§ **MATERIAL**:
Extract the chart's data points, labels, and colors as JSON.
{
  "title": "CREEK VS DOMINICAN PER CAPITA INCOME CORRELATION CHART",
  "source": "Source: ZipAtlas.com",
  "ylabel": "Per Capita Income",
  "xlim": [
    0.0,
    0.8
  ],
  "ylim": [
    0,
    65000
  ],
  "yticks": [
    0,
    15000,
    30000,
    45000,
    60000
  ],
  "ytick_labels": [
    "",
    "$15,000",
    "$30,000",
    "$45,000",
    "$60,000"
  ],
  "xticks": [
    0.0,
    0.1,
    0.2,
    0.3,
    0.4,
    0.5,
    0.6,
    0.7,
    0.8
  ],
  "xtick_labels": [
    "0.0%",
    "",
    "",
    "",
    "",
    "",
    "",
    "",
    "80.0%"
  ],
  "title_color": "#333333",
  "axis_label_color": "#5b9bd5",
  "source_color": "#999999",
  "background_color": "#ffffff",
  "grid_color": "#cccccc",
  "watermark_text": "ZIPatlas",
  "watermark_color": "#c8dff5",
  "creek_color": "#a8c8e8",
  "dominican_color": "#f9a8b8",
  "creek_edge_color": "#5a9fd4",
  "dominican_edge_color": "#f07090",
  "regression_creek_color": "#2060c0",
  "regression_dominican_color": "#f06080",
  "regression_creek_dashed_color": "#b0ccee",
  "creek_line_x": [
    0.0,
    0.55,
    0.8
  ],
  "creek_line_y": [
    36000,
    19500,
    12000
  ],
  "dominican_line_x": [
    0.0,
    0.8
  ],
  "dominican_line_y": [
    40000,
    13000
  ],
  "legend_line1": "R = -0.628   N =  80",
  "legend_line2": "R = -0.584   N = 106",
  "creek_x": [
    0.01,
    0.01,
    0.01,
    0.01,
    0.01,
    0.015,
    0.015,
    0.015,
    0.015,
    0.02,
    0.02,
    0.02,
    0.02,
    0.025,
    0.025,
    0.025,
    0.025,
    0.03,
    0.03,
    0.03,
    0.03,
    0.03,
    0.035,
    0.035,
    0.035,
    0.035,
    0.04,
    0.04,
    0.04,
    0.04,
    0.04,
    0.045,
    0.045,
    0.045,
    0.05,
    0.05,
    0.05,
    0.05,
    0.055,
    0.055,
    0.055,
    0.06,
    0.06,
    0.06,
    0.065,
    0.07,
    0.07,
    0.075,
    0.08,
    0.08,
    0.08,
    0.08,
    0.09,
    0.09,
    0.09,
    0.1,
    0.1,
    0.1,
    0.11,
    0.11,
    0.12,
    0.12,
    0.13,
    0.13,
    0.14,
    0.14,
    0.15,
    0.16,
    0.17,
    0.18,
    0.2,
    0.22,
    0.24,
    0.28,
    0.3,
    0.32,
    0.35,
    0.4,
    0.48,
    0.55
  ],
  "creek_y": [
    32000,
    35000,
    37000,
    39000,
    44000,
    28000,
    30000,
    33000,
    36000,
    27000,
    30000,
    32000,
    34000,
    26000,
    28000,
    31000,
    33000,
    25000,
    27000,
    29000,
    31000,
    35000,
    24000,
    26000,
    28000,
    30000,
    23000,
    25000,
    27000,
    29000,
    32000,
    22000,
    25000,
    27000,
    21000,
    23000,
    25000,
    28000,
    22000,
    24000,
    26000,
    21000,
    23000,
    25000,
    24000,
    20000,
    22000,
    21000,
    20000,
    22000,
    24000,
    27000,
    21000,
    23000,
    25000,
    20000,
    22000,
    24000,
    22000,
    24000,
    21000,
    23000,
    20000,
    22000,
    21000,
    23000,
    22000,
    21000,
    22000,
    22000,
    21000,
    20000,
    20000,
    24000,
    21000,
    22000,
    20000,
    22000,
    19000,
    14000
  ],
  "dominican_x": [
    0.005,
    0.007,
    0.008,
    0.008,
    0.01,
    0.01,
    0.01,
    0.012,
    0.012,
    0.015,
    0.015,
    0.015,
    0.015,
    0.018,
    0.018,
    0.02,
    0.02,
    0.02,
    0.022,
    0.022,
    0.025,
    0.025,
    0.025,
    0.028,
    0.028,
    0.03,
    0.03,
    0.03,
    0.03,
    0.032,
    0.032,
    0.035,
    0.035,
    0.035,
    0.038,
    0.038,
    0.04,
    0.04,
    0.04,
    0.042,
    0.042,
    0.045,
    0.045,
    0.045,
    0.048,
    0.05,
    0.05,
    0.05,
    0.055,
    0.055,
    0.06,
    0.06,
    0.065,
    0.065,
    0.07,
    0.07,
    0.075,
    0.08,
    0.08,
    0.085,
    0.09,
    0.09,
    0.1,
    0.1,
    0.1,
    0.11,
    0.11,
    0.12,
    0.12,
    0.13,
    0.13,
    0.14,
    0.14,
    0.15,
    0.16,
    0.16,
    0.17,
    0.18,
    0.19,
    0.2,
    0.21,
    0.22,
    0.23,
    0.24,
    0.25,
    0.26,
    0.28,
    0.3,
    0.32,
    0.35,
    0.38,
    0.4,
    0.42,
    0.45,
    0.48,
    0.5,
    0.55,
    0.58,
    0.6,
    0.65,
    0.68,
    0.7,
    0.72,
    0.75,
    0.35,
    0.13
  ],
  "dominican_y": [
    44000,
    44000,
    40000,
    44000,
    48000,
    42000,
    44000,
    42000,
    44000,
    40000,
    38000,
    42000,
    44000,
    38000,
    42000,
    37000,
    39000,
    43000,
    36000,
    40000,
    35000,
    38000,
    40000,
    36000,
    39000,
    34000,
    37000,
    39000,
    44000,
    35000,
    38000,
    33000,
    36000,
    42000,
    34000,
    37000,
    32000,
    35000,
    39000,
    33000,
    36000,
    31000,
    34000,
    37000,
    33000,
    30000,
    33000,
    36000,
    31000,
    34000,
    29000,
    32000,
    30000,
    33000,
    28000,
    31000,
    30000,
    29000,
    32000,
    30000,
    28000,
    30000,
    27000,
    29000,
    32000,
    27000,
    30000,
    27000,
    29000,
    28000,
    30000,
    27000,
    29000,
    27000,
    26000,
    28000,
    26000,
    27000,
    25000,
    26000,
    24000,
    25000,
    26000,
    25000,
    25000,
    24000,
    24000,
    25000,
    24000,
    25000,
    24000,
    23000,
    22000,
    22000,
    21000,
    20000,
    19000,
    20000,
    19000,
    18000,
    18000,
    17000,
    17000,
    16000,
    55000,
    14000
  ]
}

§ **TASK INSTRUCTIONS**:
Make an exact copy of every line in the data.

§ **OUTPUT**:
Extract the chart's data points, labels, and colors as JSON.
{
  "title": "CREEK VS DOMINICAN PER CAPITA INCOME CORRELATION CHART",
  "source": "Source: ZipAtlas.com",
  "ylabel": "Per Capita Income",
  "xlim": [
    0.0,
    0.8
  ],
  "ylim": [
    0,
    65000
  ],
  "yticks": [
    0,
    15000,
    30000,
    45000,
    60000
  ],
  "ytick_labels": [
    "",
    "$15,000",
    "$30,000",
    "$45,000",
    "$60,000"
  ],
  "xticks": [
    0.0,
    0.1,
    0.2,
    0.3,
    0.4,
    0.5,
    0.6,
    0.7,
    0.8
  ],
  "xtick_labels": [
    "0.0%",
    "",
    "",
    "",
    "",
    "",
    "",
    "",
    "80.0%"
  ],
  "title_color": "#333333",
  "axis_label_color": "#5b9bd5",
  "source_color": "#999999",
  "background_color": "#ffffff",
  "grid_color": "#cccccc",
  "watermark_text": "ZIPatlas",
  "watermark_color": "#c8dff5",
  "creek_color": "#a8c8e8",
  "dominican_color": "#f9a8b8",
  "creek_edge_color": "#5a9fd4",
  "dominican_edge_color": "#f07090",
  "regression_creek_color": "#2060c0",
  "regression_dominican_color": "#f06080",
  "regression_creek_dashed_color": "#b0ccee",
  "creek_line_x": [
    0.0,
    0.55,
    0.8
  ],
  "creek_line_y": [
    36000,
    19500,
    12000
  ],
  "dominican_line_x": [
    0.0,
    0.8
  ],
  "dominican_line_y": [
    40000,
    13000
  ],
  "legend_line1": "R = -0.628   N =  80",
  "legend_line2": "R = -0.584   N = 106",
  "creek_x": [
    0.01,
    0.01,
    0.01,
    0.01,
    0.01,
    0.015,
    0.015,
    0.015,
    0.015,
    0.02,
    0.02,
    0.02,
    0.02,
    0.025,
    0.025,
    0.025,
    0.025,
    0.03,
    0.03,
    0.03,
    0.03,
    0.03,
    0.035,
    0.035,
    0.035,
    0.035,
    0.04,
    0.04,
    0.04,
    0.04,
    0.04,
    0.045,
    0.045,
    0.045,
    0.05,
    0.05,
    0.05,
    0.05,
    0.055,
    0.055,
    0.055,
    0.06,
    0.06,
    0.06,
    0.065,
    0.07,
    0.07,
    0.075,
    0.08,
    0.08,
    0.08,
    0.08,
    0.09,
    0.09,
    0.09,
    0.1,
    0.1,
    0.1,
    0.11,
    0.11,
    0.12,
    0.12,
    0.13,
    0.13,
    0.14,
    0.14,
    0.15,
    0.16,
    0.17,
    0.18,
    0.2,
    0.22,
    0.24,
    0.28,
    0.3,
    0.32,
    0.35,
    0.4,
    0.48,
    0.55
  ],
  "creek_y": [
    32000,
    35000,
    37000,
    39000,
    44000,
    28000,
    30000,
    33000,
    36000,
    27000,
    30000,
    32000,
    34000,
    26000,
    28000,
    31000,
    33000,
    25000,
    27000,
    29000,
    31000,
    35000,
    24000,
    26000,
    28000,
    30000,
    23000,
    25000,
    27000,
    29000,
    32000,
    22000,
    25000,
    27000,
    21000,
    23000,
    25000,
    28000,
    22000,
    24000,
    26000,
    21000,
    23000,
    25000,
    24000,
    20000,
    22000,
    21000,
    20000,
    22000,
    24000,
    27000,
    21000,
    23000,
    25000,
    20000,
    22000,
    24000,
    22000,
    24000,
    21000,
    23000,
    20000,
    22000,
    21000,
    23000,
    22000,
    21000,
    22000,
    22000,
    21000,
    20000,
    20000,
    24000,
    21000,
    22000,
    20000,
    22000,
    19000,
    14000
  ],
  "dominican_x": [
    0.005,
    0.007,
    0.008,
    0.008,
    0.01,
    0.01,
    0.01,
    0.012,
    0.012,
    0.015,
    0.015,
    0.015,
    0.015,
    0.018,
    0.018,
    0.02,
    0.02,
    0.02,
    0.022,
    0.022,
    0.025,
    0.025,
    0.025,
    0.028,
    0.028,
    0.03,
    0.03,
    0.03,
    0.03,
    0.032,
    0.032,
    0.035,
    0.035,
    0.035,
    0.038,
    0.038,
    0.04,
    0.04,
    0.04,
    0.042,
    0.042,
    0.045,
    0.045,
    0.045,
    0.048,
    0.05,
    0.05,
    0.05,
    0.055,
    0.055,
    0.06,
    0.06,
    0.065,
    0.065,
    0.07,
    0.07,
    0.075,
    0.08,
    0.08,
    0.085,
    0.09,
    0.09,
    0.1,
    0.1,
    0.1,
    0.11,
    0.11,
    0.12,
    0.12,
    0.13,
    0.13,
    0.14,
    0.14,
    0.15,
    0.16,
    0.16,
    0.17,
    0.18,
    0.19,
    0.2,
    0.21,
    0.22,
    0.23,
    0.24,
    0.25,
    0.26,
    0.28,
    0.3,
    0.32,
    0.35,
    0.38,
    0.4,
    0.42,
    0.45,
    0.48,
    0.5,
    0.55,
    0.58,
    0.6,
    0.65,
    0.68,
    0.7,
    0.72,
    0.75,
    0.35,
    0.13
  ],
  "dominican_y": [
    44000,
    44000,
    40000,
    44000,
    48000,
    42000,
    44000,
    42000,
    44000,
    40000,
    38000,
    42000,
    44000,
    38000,
    42000,
    37000,
    39000,
    43000,
    36000,
    40000,
    35000,
    38000,
    40000,
    36000,
    39000,
    34000,
    37000,
    39000,
    44000,
    35000,
    38000,
    33000,
    36000,
    42000,
    34000,
    37000,
    32000,
    35000,
    39000,
    33000,
    36000,
    31000,
    34000,
    37000,
    33000,
    30000,
    33000,
    36000,
    31000,
    34000,
    29000,
    32000,
    30000,
    33000,
    28000,
    31000,
    30000,
    29000,
    32000,
    30000,
    28000,
    30000,
    27000,
    29000,
    32000,
    27000,
    30000,
    27000,
    29000,
    28000,
    30000,
    27000,
    29000,
    27000,
    26000,
    28000,
    26000,
    27000,
    25000,
    26000,
    24000,
    25000,
    26000,
    25000,
    25000,
    24000,
    24000,
    25000,
    24000,
    25000,
    24000,
    23000,
    22000,
    22000,
    21000,
    20000,
    19000,
    20000,
    19000,
    18000,
    18000,
    17000,
    17000,
    16000,
    55000,
    14000
  ]
}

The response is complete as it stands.